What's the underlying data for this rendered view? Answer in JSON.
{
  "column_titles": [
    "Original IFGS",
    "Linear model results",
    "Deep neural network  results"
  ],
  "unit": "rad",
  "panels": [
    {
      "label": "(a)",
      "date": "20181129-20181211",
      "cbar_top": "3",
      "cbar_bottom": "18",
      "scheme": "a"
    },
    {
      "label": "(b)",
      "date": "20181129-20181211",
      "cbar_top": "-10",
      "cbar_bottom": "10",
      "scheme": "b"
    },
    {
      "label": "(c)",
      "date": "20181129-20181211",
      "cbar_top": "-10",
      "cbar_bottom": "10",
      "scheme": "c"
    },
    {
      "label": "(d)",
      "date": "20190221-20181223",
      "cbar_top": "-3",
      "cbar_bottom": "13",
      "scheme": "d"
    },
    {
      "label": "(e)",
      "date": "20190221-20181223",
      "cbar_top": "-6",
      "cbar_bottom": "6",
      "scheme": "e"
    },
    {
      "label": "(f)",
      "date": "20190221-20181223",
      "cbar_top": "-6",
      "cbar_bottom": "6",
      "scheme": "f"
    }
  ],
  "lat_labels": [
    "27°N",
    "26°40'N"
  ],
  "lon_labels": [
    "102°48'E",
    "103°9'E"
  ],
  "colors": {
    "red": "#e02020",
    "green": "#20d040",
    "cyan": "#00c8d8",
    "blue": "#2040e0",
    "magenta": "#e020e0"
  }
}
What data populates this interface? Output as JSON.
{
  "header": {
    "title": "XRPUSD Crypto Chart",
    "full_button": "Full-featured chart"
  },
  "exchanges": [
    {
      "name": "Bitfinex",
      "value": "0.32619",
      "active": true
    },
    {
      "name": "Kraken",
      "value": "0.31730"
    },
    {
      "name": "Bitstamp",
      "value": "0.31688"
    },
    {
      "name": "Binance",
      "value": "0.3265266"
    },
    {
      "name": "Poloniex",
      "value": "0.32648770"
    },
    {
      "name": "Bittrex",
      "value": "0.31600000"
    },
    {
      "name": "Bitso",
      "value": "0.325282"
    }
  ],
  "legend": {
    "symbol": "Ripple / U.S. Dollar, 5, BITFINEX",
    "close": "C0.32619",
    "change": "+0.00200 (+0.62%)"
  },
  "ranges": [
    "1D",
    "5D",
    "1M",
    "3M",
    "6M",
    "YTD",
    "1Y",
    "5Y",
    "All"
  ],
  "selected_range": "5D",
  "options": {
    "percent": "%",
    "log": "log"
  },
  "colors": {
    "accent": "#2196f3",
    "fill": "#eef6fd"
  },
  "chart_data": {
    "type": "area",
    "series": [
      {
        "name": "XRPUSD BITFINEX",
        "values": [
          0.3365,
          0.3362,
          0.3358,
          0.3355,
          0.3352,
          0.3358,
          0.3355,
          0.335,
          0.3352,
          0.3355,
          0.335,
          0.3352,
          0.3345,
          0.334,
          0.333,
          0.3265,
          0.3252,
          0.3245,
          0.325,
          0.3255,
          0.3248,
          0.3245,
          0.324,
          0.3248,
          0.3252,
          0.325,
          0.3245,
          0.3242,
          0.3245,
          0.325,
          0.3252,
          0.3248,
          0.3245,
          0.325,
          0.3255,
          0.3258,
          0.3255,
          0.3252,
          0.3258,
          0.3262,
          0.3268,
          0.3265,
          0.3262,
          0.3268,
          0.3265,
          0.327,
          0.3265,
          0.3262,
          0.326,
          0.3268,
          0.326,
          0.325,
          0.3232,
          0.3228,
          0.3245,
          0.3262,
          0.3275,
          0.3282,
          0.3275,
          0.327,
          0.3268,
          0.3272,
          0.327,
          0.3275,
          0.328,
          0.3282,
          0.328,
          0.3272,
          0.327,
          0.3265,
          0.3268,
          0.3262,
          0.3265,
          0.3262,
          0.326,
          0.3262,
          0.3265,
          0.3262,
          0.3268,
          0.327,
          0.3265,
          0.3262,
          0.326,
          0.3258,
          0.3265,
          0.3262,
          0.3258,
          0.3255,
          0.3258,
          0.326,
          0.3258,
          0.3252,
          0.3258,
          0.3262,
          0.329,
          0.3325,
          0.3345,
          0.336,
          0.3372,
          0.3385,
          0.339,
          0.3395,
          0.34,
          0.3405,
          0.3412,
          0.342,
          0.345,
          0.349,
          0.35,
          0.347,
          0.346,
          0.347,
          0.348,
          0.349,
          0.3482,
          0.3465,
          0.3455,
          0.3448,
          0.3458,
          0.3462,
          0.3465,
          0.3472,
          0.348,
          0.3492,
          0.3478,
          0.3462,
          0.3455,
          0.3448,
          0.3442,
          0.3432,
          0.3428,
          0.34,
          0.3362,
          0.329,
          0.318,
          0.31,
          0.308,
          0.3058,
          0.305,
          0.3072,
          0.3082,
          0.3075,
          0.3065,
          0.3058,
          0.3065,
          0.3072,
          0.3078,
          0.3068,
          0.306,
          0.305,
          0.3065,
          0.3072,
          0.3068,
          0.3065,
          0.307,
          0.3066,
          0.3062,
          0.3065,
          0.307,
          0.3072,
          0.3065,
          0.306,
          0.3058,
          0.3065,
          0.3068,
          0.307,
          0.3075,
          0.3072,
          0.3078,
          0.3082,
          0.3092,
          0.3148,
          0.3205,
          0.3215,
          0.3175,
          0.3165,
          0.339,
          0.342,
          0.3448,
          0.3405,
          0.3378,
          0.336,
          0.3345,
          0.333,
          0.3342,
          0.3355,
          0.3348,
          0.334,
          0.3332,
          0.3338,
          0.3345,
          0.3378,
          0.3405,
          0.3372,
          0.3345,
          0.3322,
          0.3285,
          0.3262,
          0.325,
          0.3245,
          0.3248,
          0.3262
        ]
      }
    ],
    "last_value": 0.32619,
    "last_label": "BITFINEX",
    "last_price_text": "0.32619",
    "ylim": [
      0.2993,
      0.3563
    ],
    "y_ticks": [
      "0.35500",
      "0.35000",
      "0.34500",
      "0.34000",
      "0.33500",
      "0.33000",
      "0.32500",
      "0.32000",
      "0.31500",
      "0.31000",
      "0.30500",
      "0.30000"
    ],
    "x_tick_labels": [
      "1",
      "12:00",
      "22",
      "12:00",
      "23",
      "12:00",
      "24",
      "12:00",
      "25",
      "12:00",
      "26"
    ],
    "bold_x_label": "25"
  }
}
-*-*-
■ **Problem to work on**: All lines holding the word "What" should be picked out and copied.

■ **Problem solution**:
What's the underlying data for this rendered view? Answer in JSON.
What data populates this interface? Output as JSON.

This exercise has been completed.